(Rows from a dataset)
--

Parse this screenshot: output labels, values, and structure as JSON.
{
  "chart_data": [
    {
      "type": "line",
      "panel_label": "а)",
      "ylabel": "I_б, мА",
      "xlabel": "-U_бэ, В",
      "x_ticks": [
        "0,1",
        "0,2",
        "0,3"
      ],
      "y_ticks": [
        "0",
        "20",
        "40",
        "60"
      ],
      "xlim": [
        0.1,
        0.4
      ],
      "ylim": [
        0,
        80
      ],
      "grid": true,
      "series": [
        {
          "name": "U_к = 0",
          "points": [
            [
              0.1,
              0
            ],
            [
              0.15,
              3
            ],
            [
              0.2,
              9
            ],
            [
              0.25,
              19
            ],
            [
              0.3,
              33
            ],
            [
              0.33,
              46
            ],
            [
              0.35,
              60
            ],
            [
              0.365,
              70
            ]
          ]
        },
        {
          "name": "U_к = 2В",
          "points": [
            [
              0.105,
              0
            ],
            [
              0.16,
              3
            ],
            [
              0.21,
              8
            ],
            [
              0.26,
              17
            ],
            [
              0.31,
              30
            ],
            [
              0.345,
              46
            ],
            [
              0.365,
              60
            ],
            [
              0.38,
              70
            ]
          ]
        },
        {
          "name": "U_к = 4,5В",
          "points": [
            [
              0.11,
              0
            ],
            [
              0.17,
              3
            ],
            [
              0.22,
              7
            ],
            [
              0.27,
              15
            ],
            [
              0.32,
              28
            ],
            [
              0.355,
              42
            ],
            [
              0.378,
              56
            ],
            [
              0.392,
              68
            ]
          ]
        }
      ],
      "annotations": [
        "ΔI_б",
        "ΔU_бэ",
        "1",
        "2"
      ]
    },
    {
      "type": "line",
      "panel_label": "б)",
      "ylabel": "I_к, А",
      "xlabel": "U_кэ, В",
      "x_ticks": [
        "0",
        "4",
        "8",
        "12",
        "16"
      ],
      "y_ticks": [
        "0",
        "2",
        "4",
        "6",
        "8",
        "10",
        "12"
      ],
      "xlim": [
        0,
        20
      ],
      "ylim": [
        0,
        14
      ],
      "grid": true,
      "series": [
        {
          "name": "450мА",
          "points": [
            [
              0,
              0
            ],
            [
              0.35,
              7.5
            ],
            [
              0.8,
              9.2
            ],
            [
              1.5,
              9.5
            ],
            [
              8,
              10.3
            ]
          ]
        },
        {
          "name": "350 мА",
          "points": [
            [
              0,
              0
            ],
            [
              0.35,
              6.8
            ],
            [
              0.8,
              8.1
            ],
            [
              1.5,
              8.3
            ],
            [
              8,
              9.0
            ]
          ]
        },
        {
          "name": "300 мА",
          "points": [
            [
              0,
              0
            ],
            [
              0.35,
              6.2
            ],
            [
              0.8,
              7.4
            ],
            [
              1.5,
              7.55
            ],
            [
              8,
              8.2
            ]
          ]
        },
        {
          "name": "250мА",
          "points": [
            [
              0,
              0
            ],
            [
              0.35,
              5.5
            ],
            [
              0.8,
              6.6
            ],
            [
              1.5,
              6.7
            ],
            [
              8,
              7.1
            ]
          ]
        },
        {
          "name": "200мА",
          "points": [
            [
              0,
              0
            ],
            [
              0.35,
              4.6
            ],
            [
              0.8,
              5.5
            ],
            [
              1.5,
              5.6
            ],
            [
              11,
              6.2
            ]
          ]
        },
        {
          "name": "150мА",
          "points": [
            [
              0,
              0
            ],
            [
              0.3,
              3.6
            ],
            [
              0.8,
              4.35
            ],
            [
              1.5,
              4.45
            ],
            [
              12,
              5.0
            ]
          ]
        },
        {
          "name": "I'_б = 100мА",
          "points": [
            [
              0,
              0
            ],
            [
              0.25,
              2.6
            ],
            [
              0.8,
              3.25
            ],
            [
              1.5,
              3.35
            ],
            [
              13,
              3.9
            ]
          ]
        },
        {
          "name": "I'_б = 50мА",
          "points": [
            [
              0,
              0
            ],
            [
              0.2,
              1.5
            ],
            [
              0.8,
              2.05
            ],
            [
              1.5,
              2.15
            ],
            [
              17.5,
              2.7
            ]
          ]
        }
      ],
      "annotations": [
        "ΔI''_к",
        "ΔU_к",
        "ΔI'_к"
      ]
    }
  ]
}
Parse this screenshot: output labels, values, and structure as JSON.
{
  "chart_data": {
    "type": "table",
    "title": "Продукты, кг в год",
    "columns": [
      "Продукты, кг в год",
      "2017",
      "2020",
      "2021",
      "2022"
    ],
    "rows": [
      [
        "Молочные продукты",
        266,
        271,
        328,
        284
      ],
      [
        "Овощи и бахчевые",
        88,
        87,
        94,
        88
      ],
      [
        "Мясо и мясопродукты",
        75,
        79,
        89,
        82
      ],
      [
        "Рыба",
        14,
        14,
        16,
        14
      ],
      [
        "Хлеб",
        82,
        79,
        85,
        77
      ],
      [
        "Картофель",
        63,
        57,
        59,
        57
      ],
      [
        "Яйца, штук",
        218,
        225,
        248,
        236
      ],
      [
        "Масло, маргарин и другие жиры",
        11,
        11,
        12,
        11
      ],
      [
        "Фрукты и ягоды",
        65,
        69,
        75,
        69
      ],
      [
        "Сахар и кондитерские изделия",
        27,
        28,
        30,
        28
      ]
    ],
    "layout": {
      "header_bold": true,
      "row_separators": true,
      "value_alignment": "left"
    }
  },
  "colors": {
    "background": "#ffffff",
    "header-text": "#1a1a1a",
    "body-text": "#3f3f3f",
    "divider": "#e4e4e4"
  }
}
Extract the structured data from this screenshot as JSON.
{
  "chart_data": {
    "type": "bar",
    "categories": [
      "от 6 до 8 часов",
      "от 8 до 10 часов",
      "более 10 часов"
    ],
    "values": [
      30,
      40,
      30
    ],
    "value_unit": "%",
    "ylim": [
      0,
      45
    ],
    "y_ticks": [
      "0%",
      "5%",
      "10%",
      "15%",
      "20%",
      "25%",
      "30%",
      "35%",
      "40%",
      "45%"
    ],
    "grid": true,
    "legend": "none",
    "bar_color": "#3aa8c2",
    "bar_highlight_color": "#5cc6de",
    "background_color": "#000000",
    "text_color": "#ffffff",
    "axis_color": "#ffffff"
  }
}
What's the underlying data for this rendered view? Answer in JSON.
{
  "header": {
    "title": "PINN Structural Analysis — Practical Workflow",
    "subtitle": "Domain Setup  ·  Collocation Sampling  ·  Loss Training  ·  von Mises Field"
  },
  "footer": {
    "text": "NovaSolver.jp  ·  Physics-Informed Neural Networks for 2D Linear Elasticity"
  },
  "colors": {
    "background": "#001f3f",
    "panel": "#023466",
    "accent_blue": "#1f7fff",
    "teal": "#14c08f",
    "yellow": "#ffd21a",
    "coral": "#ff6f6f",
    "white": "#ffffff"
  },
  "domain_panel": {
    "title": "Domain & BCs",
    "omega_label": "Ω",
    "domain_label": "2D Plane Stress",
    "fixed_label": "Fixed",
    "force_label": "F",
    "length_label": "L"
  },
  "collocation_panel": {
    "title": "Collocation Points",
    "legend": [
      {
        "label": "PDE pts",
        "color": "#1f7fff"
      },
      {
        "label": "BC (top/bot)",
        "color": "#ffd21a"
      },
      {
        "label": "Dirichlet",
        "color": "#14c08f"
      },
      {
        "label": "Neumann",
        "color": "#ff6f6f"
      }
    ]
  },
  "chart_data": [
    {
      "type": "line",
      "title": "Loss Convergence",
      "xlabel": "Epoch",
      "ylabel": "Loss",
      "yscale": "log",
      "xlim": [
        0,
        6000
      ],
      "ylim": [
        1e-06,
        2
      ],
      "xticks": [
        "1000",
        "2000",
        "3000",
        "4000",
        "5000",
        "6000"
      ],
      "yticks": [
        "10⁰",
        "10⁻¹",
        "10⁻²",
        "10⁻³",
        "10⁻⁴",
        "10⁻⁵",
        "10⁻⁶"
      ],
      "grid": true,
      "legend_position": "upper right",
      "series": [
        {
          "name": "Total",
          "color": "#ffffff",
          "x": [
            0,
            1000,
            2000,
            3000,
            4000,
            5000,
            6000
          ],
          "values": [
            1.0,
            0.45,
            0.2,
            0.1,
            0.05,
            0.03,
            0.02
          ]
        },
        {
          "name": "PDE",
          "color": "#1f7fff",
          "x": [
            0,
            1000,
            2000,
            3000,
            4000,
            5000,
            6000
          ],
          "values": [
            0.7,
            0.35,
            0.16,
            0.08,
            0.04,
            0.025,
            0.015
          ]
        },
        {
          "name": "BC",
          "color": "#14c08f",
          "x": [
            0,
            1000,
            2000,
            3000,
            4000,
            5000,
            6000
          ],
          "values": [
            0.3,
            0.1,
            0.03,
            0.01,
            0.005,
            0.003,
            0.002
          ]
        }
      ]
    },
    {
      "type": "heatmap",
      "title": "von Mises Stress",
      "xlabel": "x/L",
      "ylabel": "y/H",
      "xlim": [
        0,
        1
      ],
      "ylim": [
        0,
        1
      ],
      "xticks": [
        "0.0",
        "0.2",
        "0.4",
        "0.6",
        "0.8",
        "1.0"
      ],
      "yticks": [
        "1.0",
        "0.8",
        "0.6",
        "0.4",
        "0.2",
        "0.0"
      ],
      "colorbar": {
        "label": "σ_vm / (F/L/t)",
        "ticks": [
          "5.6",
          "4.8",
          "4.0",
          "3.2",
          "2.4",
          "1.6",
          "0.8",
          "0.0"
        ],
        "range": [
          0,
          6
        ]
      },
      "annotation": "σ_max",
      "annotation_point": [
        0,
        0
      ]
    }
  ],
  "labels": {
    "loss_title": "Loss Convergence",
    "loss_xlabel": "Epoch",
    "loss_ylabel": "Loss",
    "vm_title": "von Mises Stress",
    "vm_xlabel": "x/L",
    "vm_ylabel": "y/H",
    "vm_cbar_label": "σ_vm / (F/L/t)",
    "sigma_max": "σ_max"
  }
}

--

Job: Looking at the data above, show all lines where the word "this" occurs.

Written response:
Parse this screenshot: output labels, values, and structure as JSON.
Parse this screenshot: output labels, values, and structure as JSON.
Extract the structured data from this screenshot as JSON.
What's the underlying data for this rendered view? Answer in JSON.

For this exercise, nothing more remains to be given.